[Task description] Reproduce every line of the records below verbatim, with nothing changed.

[Stored entries]
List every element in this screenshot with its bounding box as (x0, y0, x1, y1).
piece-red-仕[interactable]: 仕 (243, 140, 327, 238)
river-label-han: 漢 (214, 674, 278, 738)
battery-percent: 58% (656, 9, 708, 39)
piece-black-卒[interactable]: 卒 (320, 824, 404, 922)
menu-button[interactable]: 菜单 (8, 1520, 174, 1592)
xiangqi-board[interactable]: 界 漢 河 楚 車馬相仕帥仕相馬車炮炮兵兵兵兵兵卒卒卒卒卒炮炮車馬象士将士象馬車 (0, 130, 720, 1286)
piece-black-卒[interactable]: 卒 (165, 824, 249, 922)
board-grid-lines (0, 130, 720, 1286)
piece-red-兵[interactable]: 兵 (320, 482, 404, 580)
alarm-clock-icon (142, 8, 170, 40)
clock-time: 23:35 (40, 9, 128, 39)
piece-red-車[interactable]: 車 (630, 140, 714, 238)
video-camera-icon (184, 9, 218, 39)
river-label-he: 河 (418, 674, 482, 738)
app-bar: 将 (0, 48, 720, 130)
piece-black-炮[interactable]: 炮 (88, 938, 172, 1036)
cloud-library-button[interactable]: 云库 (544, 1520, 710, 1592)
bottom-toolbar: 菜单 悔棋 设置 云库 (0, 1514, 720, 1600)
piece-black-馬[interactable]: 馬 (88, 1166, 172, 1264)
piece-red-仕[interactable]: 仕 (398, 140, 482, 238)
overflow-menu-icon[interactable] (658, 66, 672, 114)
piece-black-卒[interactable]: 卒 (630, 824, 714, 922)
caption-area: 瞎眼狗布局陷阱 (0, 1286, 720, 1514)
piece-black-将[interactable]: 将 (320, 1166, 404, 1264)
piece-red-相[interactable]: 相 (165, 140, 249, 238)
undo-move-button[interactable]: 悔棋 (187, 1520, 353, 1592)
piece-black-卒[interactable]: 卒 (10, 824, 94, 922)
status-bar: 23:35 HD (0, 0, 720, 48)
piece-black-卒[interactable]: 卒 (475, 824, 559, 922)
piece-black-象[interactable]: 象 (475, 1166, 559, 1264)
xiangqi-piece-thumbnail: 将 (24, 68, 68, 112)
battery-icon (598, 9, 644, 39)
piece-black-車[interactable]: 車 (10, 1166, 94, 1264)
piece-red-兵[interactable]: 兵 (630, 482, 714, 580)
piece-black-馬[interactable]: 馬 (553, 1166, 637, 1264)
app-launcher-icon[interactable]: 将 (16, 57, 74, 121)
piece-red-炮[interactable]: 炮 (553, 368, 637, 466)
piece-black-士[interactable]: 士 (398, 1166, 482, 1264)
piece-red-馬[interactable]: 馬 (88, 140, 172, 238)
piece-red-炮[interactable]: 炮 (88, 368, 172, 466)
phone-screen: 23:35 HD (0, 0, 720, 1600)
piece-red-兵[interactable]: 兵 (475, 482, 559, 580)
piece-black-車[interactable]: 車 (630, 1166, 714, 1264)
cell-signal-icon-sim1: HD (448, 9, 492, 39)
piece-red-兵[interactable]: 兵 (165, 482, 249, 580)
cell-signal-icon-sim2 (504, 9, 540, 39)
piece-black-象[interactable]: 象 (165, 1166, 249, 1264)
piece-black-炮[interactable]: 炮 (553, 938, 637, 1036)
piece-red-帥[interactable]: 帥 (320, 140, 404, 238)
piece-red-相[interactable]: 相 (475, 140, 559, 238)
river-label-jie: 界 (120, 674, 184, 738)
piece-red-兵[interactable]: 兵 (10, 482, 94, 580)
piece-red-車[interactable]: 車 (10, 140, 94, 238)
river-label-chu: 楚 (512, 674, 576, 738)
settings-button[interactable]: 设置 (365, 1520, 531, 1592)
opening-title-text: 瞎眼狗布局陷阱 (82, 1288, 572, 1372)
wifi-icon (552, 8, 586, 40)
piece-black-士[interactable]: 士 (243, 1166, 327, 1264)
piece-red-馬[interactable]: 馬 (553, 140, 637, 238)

[Task solution]
List every element in this screenshot with its bounding box as (x0, y0, x1, y1).
piece-red-仕[interactable]: 仕 (243, 140, 327, 238)
river-label-han: 漢 (214, 674, 278, 738)
battery-percent: 58% (656, 9, 708, 39)
piece-black-卒[interactable]: 卒 (320, 824, 404, 922)
menu-button[interactable]: 菜单 (8, 1520, 174, 1592)
xiangqi-board[interactable]: 界 漢 河 楚 車馬相仕帥仕相馬車炮炮兵兵兵兵兵卒卒卒卒卒炮炮車馬象士将士象馬車 (0, 130, 720, 1286)
piece-black-卒[interactable]: 卒 (165, 824, 249, 922)
board-grid-lines (0, 130, 720, 1286)
piece-red-兵[interactable]: 兵 (320, 482, 404, 580)
alarm-clock-icon (142, 8, 170, 40)
clock-time: 23:35 (40, 9, 128, 39)
piece-red-車[interactable]: 車 (630, 140, 714, 238)
video-camera-icon (184, 9, 218, 39)
river-label-he: 河 (418, 674, 482, 738)
app-bar: 将 (0, 48, 720, 130)
piece-black-炮[interactable]: 炮 (88, 938, 172, 1036)
cloud-library-button[interactable]: 云库 (544, 1520, 710, 1592)
bottom-toolbar: 菜单 悔棋 设置 云库 (0, 1514, 720, 1600)
piece-black-馬[interactable]: 馬 (88, 1166, 172, 1264)
piece-red-仕[interactable]: 仕 (398, 140, 482, 238)
overflow-menu-icon[interactable] (658, 66, 672, 114)
piece-black-卒[interactable]: 卒 (630, 824, 714, 922)
caption-area: 瞎眼狗布局陷阱 (0, 1286, 720, 1514)
piece-black-将[interactable]: 将 (320, 1166, 404, 1264)
piece-red-相[interactable]: 相 (165, 140, 249, 238)
undo-move-button[interactable]: 悔棋 (187, 1520, 353, 1592)
piece-black-卒[interactable]: 卒 (10, 824, 94, 922)
status-bar: 23:35 HD (0, 0, 720, 48)
piece-black-卒[interactable]: 卒 (475, 824, 559, 922)
piece-black-象[interactable]: 象 (475, 1166, 559, 1264)
xiangqi-piece-thumbnail: 将 (24, 68, 68, 112)
battery-icon (598, 9, 644, 39)
piece-black-車[interactable]: 車 (10, 1166, 94, 1264)
piece-red-兵[interactable]: 兵 (630, 482, 714, 580)
piece-black-馬[interactable]: 馬 (553, 1166, 637, 1264)
app-launcher-icon[interactable]: 将 (16, 57, 74, 121)
piece-red-炮[interactable]: 炮 (553, 368, 637, 466)
piece-black-士[interactable]: 士 (398, 1166, 482, 1264)
piece-red-馬[interactable]: 馬 (88, 140, 172, 238)
piece-red-炮[interactable]: 炮 (88, 368, 172, 466)
phone-screen: 23:35 HD (0, 0, 720, 1600)
piece-red-兵[interactable]: 兵 (475, 482, 559, 580)
piece-black-車[interactable]: 車 (630, 1166, 714, 1264)
cell-signal-icon-sim1: HD (448, 9, 492, 39)
piece-red-兵[interactable]: 兵 (165, 482, 249, 580)
cell-signal-icon-sim2 (504, 9, 540, 39)
piece-black-象[interactable]: 象 (165, 1166, 249, 1264)
piece-black-炮[interactable]: 炮 (553, 938, 637, 1036)
piece-red-帥[interactable]: 帥 (320, 140, 404, 238)
piece-red-相[interactable]: 相 (475, 140, 559, 238)
river-label-jie: 界 (120, 674, 184, 738)
piece-red-兵[interactable]: 兵 (10, 482, 94, 580)
piece-red-車[interactable]: 車 (10, 140, 94, 238)
river-label-chu: 楚 (512, 674, 576, 738)
settings-button[interactable]: 设置 (365, 1520, 531, 1592)
opening-title-text: 瞎眼狗布局陷阱 (82, 1288, 572, 1372)
wifi-icon (552, 8, 586, 40)
piece-black-士[interactable]: 士 (243, 1166, 327, 1264)
piece-red-馬[interactable]: 馬 (553, 140, 637, 238)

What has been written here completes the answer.